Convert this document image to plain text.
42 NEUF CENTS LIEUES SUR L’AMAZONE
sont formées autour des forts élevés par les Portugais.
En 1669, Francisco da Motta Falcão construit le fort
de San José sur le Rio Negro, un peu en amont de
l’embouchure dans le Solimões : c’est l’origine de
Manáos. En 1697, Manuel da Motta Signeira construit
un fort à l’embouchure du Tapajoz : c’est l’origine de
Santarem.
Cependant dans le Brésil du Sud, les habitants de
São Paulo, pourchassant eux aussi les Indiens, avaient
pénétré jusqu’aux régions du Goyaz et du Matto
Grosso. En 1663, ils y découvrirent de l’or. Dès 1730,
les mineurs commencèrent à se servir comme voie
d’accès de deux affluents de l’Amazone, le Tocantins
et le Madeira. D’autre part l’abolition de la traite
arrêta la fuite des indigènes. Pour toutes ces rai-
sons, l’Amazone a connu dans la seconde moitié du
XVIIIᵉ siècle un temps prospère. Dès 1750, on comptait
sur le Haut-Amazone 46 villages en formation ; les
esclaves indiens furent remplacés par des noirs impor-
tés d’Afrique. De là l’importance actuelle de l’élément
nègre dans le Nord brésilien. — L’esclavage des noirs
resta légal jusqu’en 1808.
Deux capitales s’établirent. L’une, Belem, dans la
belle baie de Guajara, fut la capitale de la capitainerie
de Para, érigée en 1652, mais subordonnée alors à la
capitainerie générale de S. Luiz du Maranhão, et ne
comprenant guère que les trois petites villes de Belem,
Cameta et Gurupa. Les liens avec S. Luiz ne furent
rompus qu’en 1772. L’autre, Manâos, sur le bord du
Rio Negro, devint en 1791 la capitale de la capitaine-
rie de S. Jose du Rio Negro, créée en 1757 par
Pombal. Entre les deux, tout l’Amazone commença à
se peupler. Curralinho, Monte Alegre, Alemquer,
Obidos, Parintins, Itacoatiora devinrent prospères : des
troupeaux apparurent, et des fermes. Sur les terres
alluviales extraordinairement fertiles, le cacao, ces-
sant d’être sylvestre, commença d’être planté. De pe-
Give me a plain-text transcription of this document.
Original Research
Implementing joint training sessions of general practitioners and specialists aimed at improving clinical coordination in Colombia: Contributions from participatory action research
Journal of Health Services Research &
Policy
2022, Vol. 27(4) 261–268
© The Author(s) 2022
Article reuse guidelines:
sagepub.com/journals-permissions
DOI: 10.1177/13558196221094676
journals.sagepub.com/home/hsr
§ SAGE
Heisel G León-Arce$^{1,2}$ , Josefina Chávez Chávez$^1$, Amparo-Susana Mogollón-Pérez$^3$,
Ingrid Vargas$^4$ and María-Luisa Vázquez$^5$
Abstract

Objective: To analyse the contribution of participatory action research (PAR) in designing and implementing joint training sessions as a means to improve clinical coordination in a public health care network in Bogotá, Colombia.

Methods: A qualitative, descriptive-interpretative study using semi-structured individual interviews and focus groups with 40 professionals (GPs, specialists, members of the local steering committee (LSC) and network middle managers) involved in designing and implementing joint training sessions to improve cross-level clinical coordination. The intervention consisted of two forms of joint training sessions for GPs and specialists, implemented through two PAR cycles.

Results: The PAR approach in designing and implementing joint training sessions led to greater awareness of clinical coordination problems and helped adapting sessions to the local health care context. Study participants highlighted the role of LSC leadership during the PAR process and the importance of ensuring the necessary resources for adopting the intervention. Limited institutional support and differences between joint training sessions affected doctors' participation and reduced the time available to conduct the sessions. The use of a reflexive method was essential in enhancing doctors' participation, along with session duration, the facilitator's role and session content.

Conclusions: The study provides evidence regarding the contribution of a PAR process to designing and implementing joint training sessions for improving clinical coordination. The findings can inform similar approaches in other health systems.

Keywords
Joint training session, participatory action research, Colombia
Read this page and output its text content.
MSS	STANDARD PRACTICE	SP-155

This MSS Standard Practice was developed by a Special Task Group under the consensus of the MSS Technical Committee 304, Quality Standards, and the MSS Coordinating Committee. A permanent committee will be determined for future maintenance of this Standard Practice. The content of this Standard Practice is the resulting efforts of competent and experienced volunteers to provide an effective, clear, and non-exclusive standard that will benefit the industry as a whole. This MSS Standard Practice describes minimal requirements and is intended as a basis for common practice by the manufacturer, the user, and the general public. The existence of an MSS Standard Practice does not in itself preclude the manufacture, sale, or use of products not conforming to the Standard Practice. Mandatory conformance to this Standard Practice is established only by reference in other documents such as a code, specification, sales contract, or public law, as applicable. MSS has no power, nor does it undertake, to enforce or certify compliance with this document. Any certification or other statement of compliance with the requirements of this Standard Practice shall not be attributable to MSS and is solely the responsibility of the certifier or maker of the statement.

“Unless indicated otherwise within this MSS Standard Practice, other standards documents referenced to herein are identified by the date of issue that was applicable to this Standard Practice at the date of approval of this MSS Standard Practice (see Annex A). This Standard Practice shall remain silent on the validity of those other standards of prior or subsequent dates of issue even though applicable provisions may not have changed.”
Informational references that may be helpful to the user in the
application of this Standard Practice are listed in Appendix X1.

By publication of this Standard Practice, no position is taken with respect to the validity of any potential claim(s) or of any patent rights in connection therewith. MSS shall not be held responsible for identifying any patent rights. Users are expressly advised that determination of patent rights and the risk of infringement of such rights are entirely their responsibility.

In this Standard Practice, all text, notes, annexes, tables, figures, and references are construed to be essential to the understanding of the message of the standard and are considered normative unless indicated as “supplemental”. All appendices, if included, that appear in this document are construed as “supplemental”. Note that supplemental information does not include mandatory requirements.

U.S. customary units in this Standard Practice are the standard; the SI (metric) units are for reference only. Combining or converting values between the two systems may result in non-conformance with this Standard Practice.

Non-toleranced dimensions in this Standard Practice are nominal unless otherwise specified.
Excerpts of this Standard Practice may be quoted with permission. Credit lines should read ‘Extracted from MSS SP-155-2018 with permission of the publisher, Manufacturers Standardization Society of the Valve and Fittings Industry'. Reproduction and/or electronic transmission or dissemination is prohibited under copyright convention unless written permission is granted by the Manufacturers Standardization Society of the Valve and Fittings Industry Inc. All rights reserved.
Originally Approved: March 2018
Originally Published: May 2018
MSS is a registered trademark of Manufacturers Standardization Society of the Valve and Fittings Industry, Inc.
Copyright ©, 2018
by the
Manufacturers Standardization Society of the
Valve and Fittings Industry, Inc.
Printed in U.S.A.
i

━━━━━━━━━━━━━━━━

Repeat each entry word for word.

Convert this document image to plain text.
42 NEUF CENTS LIEUES SUR L’AMAZONE
sont formées autour des forts élevés par les Portugais.
En 1669, Francisco da Motta Falcão construit le fort
de San José sur le Rio Negro, un peu en amont de
l’embouchure dans le Solimões : c’est l’origine de
Manáos. En 1697, Manuel da Motta Signeira construit
un fort à l’embouchure du Tapajoz : c’est l’origine de
Santarem.
Cependant dans le Brésil du Sud, les habitants de
São Paulo, pourchassant eux aussi les Indiens, avaient
pénétré jusqu’aux régions du Goyaz et du Matto
Grosso. En 1663, ils y découvrirent de l’or. Dès 1730,
les mineurs commencèrent à se servir comme voie
d’accès de deux affluents de l’Amazone, le Tocantins
et le Madeira. D’autre part l’abolition de la traite
arrêta la fuite des indigènes. Pour toutes ces rai-
sons, l’Amazone a connu dans la seconde moitié du
XVIIIᵉ siècle un temps prospère. Dès 1750, on comptait
sur le Haut-Amazone 46 villages en formation ; les
esclaves indiens furent remplacés par des noirs impor-
tés d’Afrique. De là l’importance actuelle de l’élément
nègre dans le Nord brésilien. — L’esclavage des noirs
resta légal jusqu’en 1808.
Deux capitales s’établirent. L’une, Belem, dans la
belle baie de Guajara, fut la capitale de la capitainerie
de Para, érigée en 1652, mais subordonnée alors à la
capitainerie générale de S. Luiz du Maranhão, et ne
comprenant guère que les trois petites villes de Belem,
Cameta et Gurupa. Les liens avec S. Luiz ne furent
rompus qu’en 1772. L’autre, Manâos, sur le bord du
Rio Negro, devint en 1791 la capitale de la capitaine-
rie de S. Jose du Rio Negro, créée en 1757 par
Pombal. Entre les deux, tout l’Amazone commença à
se peupler. Curralinho, Monte Alegre, Alemquer,
Obidos, Parintins, Itacoatiora devinrent prospères : des
troupeaux apparurent, et des fermes. Sur les terres
alluviales extraordinairement fertiles, le cacao, ces-
sant d’être sylvestre, commença d’être planté. De pe-
Give me a plain-text transcription of this document.
Original Research
Implementing joint training sessions of general practitioners and specialists aimed at improving clinical coordination in Colombia: Contributions from participatory action research
Journal of Health Services Research &
Policy
2022, Vol. 27(4) 261–268
© The Author(s) 2022
Article reuse guidelines:
sagepub.com/journals-permissions
DOI: 10.1177/13558196221094676
journals.sagepub.com/home/hsr
§ SAGE
Heisel G León-Arce$^{1,2}$ , Josefina Chávez Chávez$^1$, Amparo-Susana Mogollón-Pérez$^3$,
Ingrid Vargas$^4$ and María-Luisa Vázquez$^5$
Abstract

Objective: To analyse the contribution of participatory action research (PAR) in designing and implementing joint training sessions as a means to improve clinical coordination in a public health care network in Bogotá, Colombia.

Methods: A qualitative, descriptive-interpretative study using semi-structured individual interviews and focus groups with 40 professionals (GPs, specialists, members of the local steering committee (LSC) and network middle managers) involved in designing and implementing joint training sessions to improve cross-level clinical coordination. The intervention consisted of two forms of joint training sessions for GPs and specialists, implemented through two PAR cycles.

Results: The PAR approach in designing and implementing joint training sessions led to greater awareness of clinical coordination problems and helped adapting sessions to the local health care context. Study participants highlighted the role of LSC leadership during the PAR process and the importance of ensuring the necessary resources for adopting the intervention. Limited institutional support and differences between joint training sessions affected doctors' participation and reduced the time available to conduct the sessions. The use of a reflexive method was essential in enhancing doctors' participation, along with session duration, the facilitator's role and session content.

Conclusions: The study provides evidence regarding the contribution of a PAR process to designing and implementing joint training sessions for improving clinical coordination. The findings can inform similar approaches in other health systems.

Keywords
Joint training session, participatory action research, Colombia
Read this page and output its text content.
MSS	STANDARD PRACTICE	SP-155

This MSS Standard Practice was developed by a Special Task Group under the consensus of the MSS Technical Committee 304, Quality Standards, and the MSS Coordinating Committee. A permanent committee will be determined for future maintenance of this Standard Practice. The content of this Standard Practice is the resulting efforts of competent and experienced volunteers to provide an effective, clear, and non-exclusive standard that will benefit the industry as a whole. This MSS Standard Practice describes minimal requirements and is intended as a basis for common practice by the manufacturer, the user, and the general public. The existence of an MSS Standard Practice does not in itself preclude the manufacture, sale, or use of products not conforming to the Standard Practice. Mandatory conformance to this Standard Practice is established only by reference in other documents such as a code, specification, sales contract, or public law, as applicable. MSS has no power, nor does it undertake, to enforce or certify compliance with this document. Any certification or other statement of compliance with the requirements of this Standard Practice shall not be attributable to MSS and is solely the responsibility of the certifier or maker of the statement.

“Unless indicated otherwise within this MSS Standard Practice, other standards documents referenced to herein are identified by the date of issue that was applicable to this Standard Practice at the date of approval of this MSS Standard Practice (see Annex A). This Standard Practice shall remain silent on the validity of those other standards of prior or subsequent dates of issue even though applicable provisions may not have changed.”
Informational references that may be helpful to the user in the
application of this Standard Practice are listed in Appendix X1.

By publication of this Standard Practice, no position is taken with respect to the validity of any potential claim(s) or of any patent rights in connection therewith. MSS shall not be held responsible for identifying any patent rights. Users are expressly advised that determination of patent rights and the risk of infringement of such rights are entirely their responsibility.

In this Standard Practice, all text, notes, annexes, tables, figures, and references are construed to be essential to the understanding of the message of the standard and are considered normative unless indicated as “supplemental”. All appendices, if included, that appear in this document are construed as “supplemental”. Note that supplemental information does not include mandatory requirements.

U.S. customary units in this Standard Practice are the standard; the SI (metric) units are for reference only. Combining or converting values between the two systems may result in non-conformance with this Standard Practice.

Non-toleranced dimensions in this Standard Practice are nominal unless otherwise specified.
Excerpts of this Standard Practice may be quoted with permission. Credit lines should read ‘Extracted from MSS SP-155-2018 with permission of the publisher, Manufacturers Standardization Society of the Valve and Fittings Industry'. Reproduction and/or electronic transmission or dissemination is prohibited under copyright convention unless written permission is granted by the Manufacturers Standardization Society of the Valve and Fittings Industry Inc. All rights reserved.
Originally Approved: March 2018
Originally Published: May 2018
MSS is a registered trademark of Manufacturers Standardization Society of the Valve and Fittings Industry, Inc.
Copyright ©, 2018
by the
Manufacturers Standardization Society of the
Valve and Fittings Industry, Inc.
Printed in U.S.A.
i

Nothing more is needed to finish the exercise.